• [Short exercise]: Search the data for the word "spring". Reproduce every line where it is found.

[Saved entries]

>>>

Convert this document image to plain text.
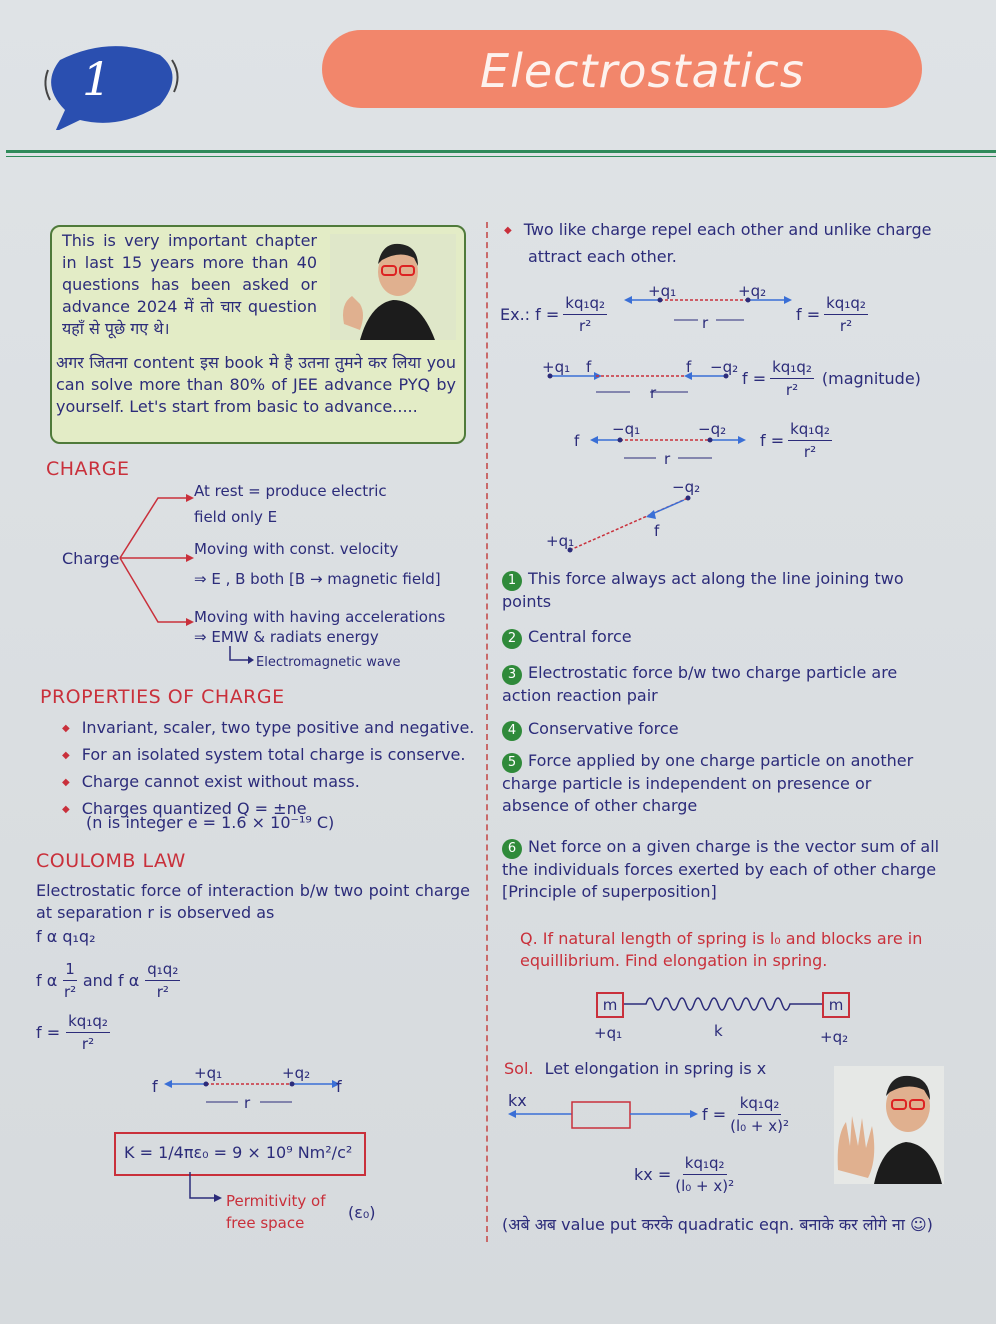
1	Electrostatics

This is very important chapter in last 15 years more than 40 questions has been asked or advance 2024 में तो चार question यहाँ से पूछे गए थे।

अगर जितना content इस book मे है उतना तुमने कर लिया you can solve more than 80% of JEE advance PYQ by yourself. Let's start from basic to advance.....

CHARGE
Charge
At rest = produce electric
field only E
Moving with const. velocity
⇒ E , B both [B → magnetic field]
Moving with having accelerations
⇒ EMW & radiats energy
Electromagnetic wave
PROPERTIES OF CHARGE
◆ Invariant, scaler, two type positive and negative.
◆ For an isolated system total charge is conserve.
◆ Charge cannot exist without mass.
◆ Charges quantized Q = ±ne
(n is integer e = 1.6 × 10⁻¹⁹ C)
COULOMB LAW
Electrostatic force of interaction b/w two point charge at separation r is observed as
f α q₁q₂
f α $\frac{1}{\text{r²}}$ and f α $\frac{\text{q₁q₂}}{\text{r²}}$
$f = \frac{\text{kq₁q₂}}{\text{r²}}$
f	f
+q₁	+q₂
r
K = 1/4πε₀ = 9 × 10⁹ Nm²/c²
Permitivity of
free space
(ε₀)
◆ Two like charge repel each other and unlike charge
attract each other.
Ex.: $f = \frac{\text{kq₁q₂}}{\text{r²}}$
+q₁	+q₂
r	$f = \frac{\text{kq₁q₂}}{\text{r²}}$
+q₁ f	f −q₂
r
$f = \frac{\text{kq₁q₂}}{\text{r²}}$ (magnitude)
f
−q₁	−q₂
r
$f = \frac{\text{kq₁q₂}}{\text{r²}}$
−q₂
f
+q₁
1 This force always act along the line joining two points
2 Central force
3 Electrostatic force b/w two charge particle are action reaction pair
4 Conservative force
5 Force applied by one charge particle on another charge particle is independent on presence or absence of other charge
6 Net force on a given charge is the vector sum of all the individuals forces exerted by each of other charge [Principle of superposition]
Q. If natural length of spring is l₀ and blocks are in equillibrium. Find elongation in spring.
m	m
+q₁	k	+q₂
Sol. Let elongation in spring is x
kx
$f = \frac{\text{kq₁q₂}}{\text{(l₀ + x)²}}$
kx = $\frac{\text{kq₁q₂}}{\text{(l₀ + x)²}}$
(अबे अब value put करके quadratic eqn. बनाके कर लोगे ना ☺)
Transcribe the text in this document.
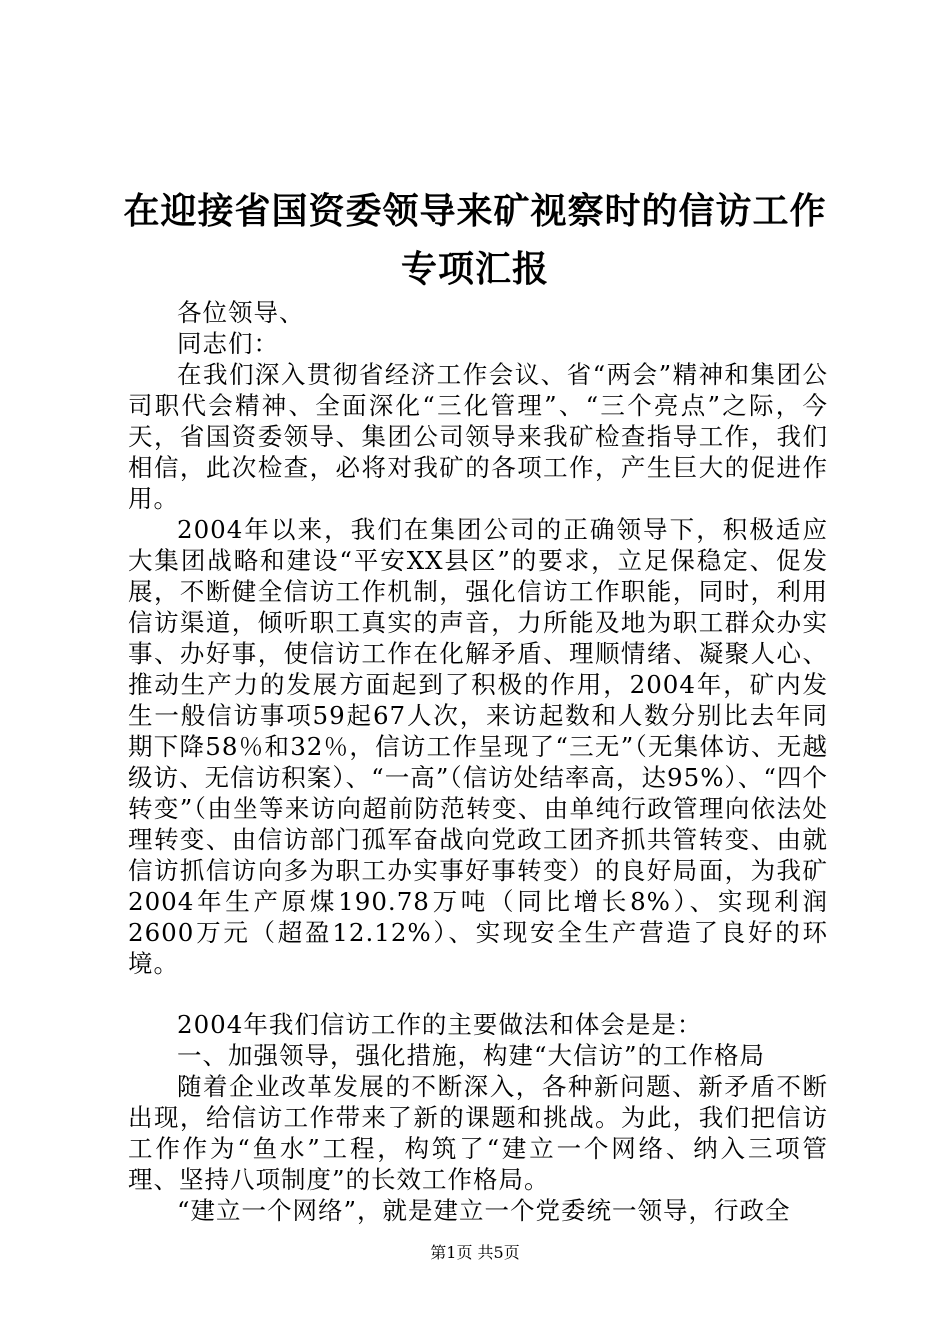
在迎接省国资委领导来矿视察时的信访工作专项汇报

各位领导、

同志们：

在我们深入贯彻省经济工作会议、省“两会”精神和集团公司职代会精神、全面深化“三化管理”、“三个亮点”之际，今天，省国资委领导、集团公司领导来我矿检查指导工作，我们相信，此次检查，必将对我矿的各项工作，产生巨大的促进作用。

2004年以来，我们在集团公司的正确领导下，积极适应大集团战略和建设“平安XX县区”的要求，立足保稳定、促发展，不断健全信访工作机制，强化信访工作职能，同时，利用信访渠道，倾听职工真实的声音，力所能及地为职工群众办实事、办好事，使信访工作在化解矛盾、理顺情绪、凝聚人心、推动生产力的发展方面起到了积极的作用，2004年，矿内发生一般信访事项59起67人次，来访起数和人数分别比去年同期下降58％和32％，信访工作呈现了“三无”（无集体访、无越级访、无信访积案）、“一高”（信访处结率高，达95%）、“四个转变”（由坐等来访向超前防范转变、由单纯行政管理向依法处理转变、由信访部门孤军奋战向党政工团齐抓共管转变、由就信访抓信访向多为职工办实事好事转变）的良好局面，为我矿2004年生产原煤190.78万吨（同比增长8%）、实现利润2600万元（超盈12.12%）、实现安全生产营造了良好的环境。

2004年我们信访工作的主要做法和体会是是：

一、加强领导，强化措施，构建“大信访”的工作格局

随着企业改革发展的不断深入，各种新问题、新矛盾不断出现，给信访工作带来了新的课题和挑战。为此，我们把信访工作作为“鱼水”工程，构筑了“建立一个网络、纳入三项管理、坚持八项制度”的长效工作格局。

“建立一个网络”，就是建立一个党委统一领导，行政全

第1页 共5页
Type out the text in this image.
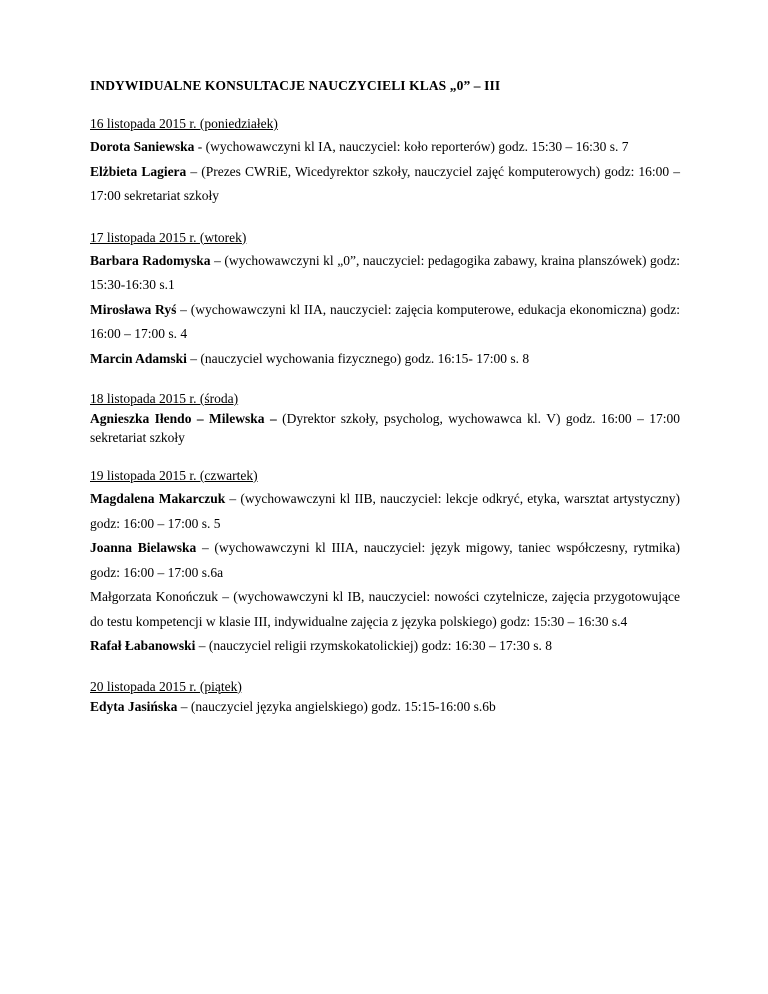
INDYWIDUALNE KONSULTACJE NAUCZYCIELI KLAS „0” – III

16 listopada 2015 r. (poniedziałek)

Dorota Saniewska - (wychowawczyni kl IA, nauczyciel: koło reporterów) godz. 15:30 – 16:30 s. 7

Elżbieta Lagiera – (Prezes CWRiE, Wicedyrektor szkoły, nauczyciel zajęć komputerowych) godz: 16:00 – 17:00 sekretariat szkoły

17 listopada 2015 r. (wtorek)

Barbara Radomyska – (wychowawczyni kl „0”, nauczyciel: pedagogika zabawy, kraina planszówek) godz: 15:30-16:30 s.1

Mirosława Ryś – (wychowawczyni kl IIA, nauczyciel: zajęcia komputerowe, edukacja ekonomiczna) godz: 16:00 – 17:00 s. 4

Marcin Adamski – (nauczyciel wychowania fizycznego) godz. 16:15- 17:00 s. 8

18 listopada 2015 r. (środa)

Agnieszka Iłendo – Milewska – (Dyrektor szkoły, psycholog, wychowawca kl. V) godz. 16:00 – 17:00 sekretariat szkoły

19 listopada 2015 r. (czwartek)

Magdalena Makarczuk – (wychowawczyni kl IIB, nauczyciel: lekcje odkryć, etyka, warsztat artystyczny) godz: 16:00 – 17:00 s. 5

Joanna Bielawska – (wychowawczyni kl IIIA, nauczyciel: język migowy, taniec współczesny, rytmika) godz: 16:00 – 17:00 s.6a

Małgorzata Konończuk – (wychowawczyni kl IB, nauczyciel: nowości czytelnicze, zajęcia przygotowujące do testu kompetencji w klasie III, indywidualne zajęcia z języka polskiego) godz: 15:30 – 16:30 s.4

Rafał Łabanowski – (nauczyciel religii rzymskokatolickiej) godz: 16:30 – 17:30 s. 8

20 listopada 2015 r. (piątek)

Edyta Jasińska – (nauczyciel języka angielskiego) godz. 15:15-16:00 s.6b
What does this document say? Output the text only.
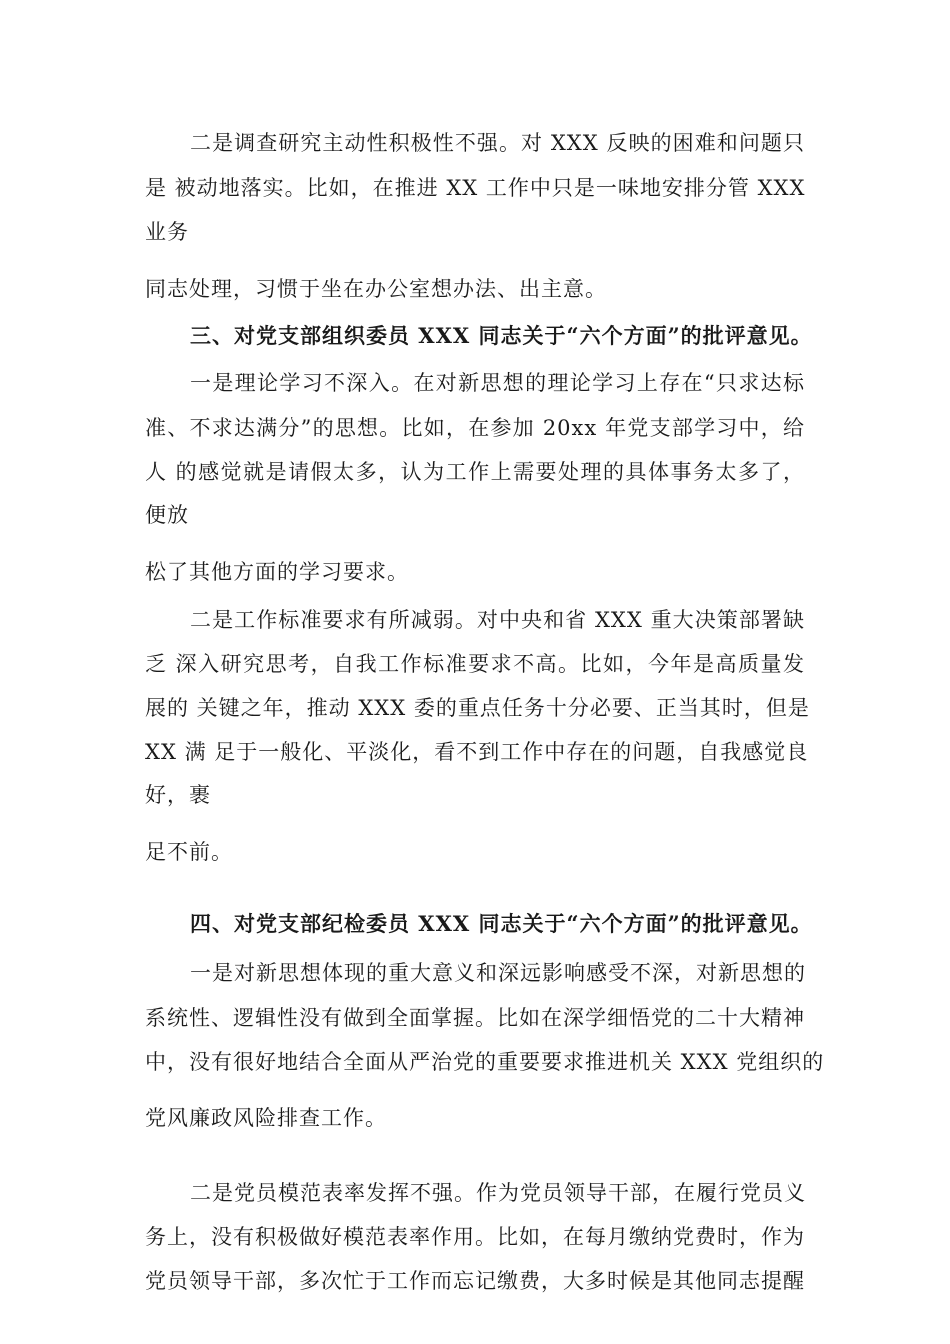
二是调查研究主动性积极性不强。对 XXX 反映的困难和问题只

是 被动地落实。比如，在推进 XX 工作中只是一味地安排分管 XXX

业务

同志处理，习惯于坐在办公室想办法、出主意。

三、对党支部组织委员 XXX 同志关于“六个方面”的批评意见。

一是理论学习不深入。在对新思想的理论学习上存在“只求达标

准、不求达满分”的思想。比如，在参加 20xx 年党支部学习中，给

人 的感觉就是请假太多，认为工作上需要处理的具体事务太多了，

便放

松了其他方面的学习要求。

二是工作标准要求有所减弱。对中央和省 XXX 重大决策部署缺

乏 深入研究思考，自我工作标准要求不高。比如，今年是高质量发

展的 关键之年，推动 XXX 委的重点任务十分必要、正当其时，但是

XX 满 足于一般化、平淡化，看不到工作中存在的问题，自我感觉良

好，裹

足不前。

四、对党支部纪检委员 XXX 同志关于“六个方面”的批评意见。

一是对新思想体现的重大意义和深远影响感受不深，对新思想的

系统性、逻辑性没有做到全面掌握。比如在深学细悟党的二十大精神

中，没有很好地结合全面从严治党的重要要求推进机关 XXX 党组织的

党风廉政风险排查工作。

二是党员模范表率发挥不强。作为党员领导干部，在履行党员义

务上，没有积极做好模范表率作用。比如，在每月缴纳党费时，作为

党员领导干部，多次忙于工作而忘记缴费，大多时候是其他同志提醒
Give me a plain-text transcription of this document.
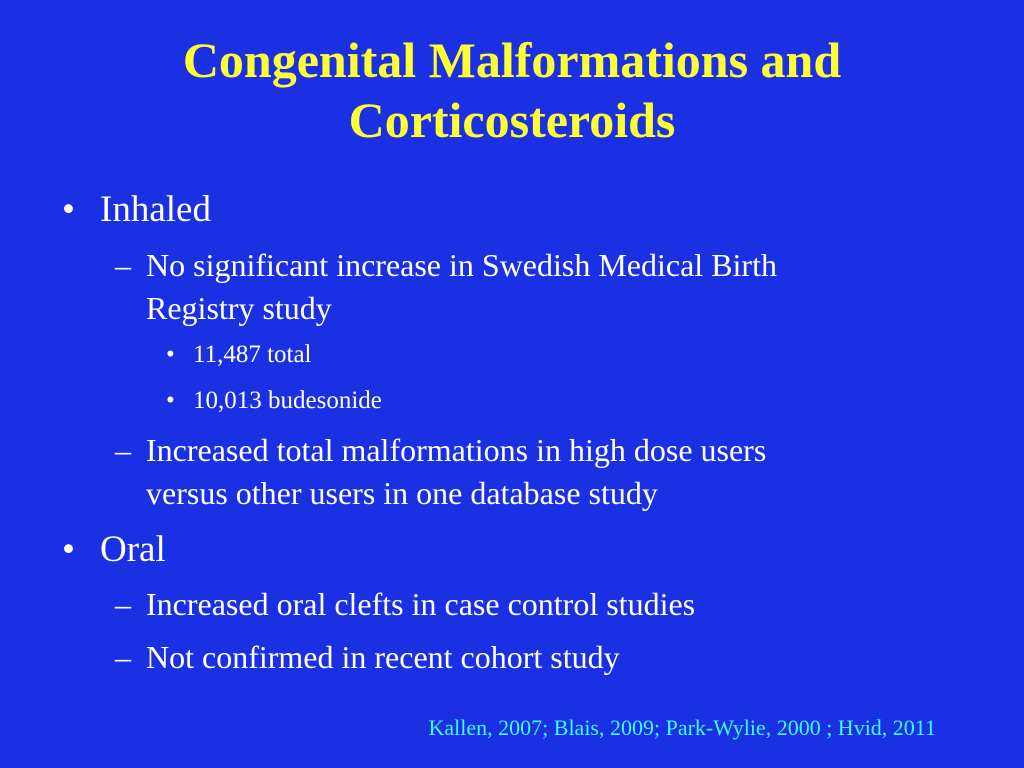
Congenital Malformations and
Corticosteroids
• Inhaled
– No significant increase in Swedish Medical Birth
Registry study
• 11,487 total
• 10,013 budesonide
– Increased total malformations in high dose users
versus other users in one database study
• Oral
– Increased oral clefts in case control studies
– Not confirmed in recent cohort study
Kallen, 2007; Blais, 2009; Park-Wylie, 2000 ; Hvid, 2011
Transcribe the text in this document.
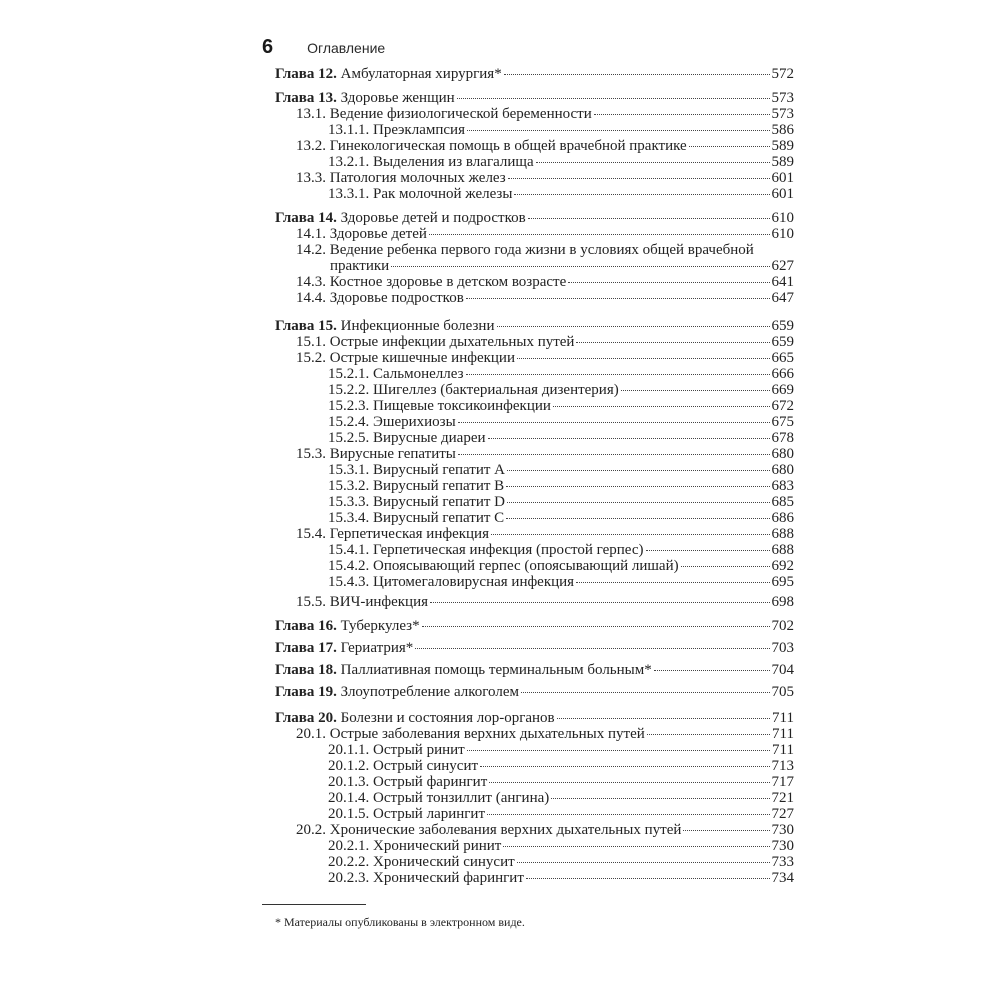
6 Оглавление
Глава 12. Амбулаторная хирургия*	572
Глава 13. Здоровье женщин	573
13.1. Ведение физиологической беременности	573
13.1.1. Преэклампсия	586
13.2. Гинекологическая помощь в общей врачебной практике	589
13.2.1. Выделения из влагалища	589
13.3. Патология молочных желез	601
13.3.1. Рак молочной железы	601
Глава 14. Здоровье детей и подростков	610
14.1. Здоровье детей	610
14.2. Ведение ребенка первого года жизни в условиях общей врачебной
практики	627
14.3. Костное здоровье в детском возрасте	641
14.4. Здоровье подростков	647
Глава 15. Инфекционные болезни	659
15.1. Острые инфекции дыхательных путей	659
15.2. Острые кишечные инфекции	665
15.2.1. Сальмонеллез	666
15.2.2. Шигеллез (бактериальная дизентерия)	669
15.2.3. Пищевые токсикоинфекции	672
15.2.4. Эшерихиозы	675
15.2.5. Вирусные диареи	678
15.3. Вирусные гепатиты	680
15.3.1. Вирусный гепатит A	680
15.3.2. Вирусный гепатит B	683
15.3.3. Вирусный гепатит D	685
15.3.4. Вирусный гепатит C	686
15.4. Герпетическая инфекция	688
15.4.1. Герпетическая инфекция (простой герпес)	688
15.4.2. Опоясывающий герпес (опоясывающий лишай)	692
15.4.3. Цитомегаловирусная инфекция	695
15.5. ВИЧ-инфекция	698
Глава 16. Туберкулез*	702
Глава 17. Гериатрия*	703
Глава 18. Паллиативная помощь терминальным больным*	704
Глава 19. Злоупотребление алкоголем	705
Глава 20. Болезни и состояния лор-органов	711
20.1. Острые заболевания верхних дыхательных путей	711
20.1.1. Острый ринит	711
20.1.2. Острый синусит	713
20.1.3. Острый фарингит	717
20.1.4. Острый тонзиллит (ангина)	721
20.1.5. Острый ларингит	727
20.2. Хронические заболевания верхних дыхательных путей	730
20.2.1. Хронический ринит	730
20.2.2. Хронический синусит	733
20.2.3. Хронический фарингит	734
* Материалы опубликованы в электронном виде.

<<<

• [Exercise solution]:
Q. If natural length of spring is l₀ and blocks are in equillibrium. Find elongation in spring.
Sol. Let elongation in spring is x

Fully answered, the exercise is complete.